[Stored entries]
━━━━━━━━
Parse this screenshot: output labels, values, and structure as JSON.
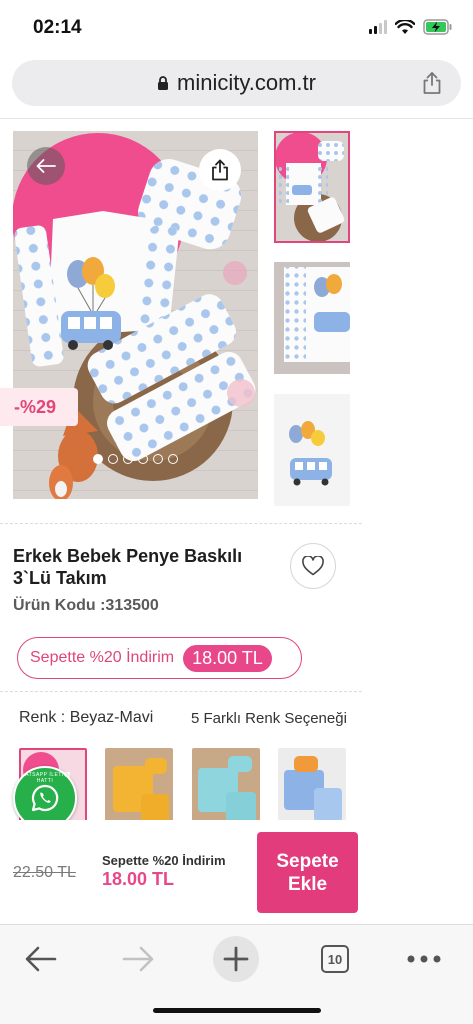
{
  "status_bar": {
    "time": "02:14"
  },
  "browser": {
    "url": "minicity.com.tr",
    "tab_count": "10"
  },
  "product": {
    "discount_badge": "-%29",
    "title": "Erkek Bebek Penye Baskılı 3`Lü Takım",
    "code": "Ürün Kodu :313500",
    "promo_text": "Sepette %20 İndirim",
    "promo_price": "18.00 TL",
    "color_label": "Renk : Beyaz-Mavi",
    "color_options_text": "5 Farklı Renk Seçeneği",
    "image_dots": 6,
    "active_dot": 0
  },
  "whatsapp": {
    "label": "WHATSAPP İLETİŞİM HATTI"
  },
  "buy_bar": {
    "old_price": "22.50 TL",
    "promo_label": "Sepette %20 İndirim",
    "promo_price": "18.00 TL",
    "add_to_cart": "Sepete Ekle"
  },
  "colors": {
    "accent": "#e33c7c",
    "whatsapp": "#27b04a"
  }
}
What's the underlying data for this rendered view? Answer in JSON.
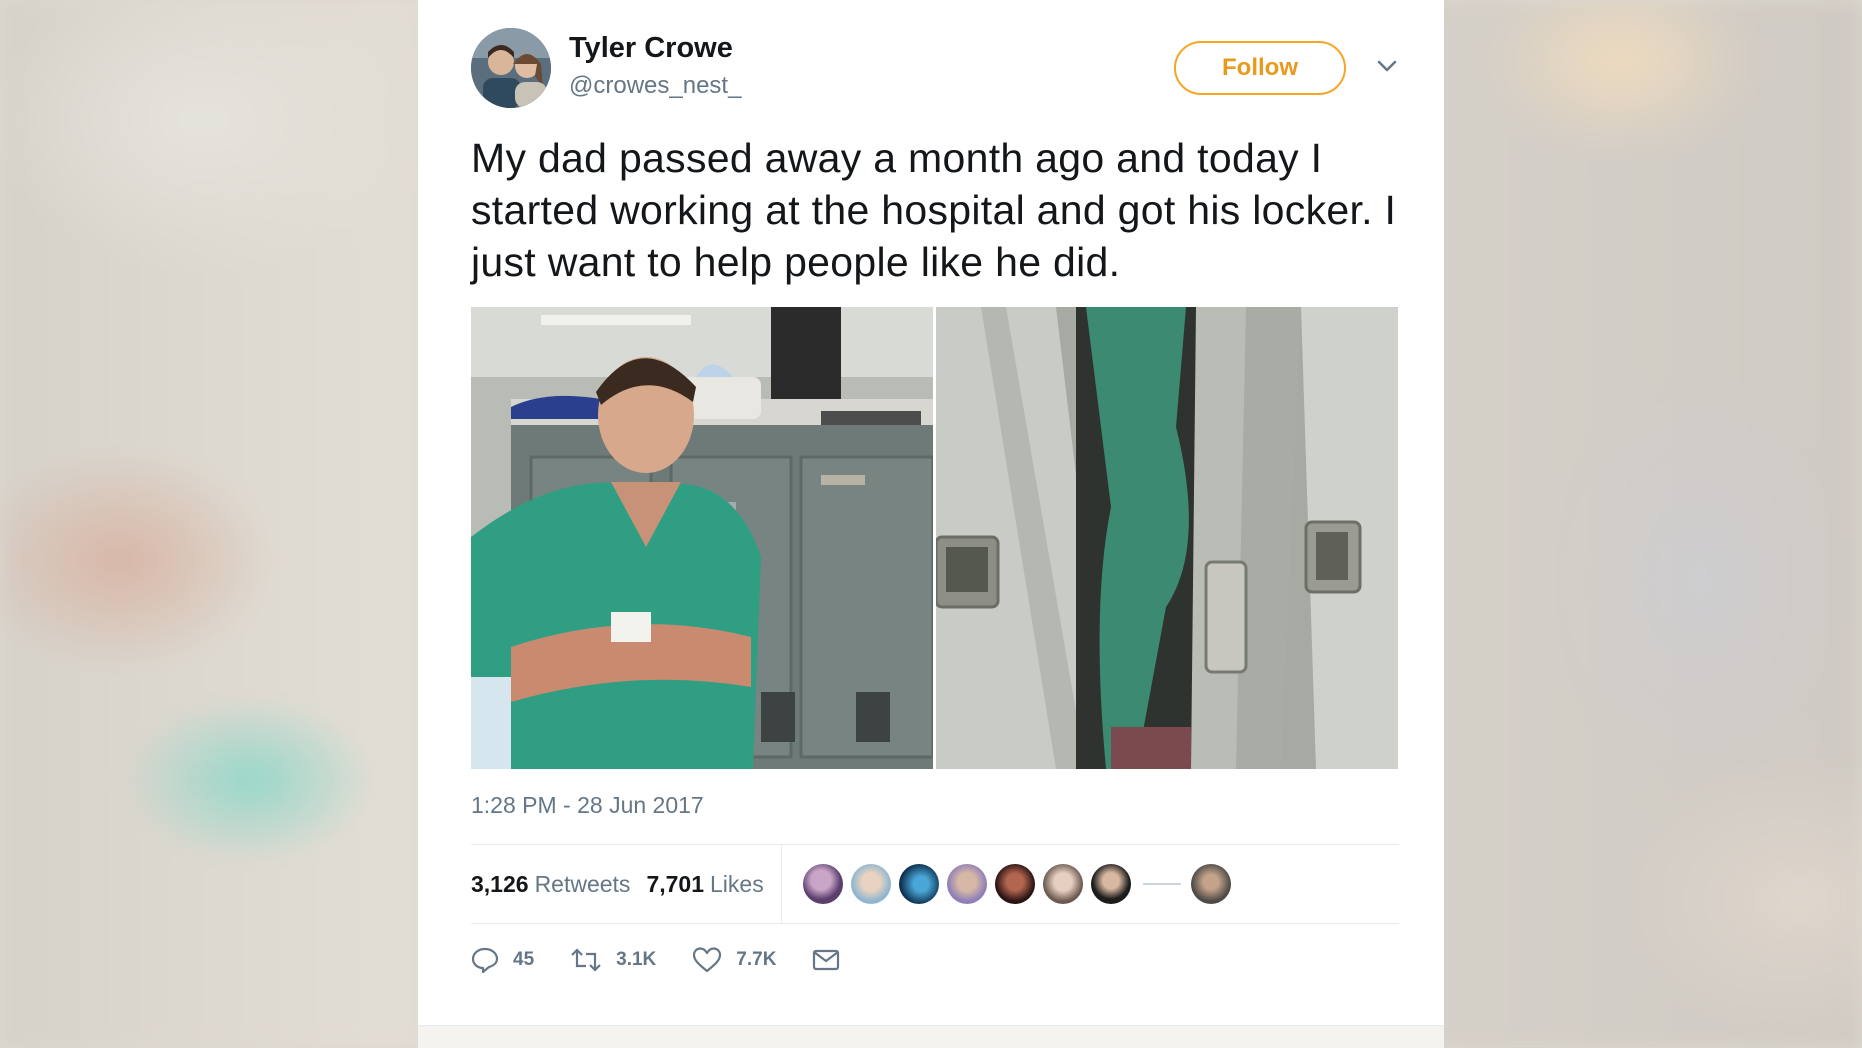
━━━━━━━━
**TASK TO COMPLETE**:
Omit every image. Quote each record exactly.

**RESULT**:
Parse this screenshot: output labels, values, and structure as JSON.
{
  "status_bar": {
    "time": "02:14"
  },
  "browser": {
    "url": "minicity.com.tr",
    "tab_count": "10"
  },
  "product": {
    "discount_badge": "-%29",
    "title": "Erkek Bebek Penye Baskılı 3`Lü Takım",
    "code": "Ürün Kodu :313500",
    "promo_text": "Sepette %20 İndirim",
    "promo_price": "18.00 TL",
    "color_label": "Renk : Beyaz-Mavi",
    "color_options_text": "5 Farklı Renk Seçeneği",
    "image_dots": 6,
    "active_dot": 0
  },
  "whatsapp": {
    "label": "WHATSAPP İLETİŞİM HATTI"
  },
  "buy_bar": {
    "old_price": "22.50 TL",
    "promo_label": "Sepette %20 İndirim",
    "promo_price": "18.00 TL",
    "add_to_cart": "Sepete Ekle"
  },
  "colors": {
    "accent": "#e33c7c",
    "whatsapp": "#27b04a"
  }
}
What's the underlying data for this rendered view? Answer in JSON.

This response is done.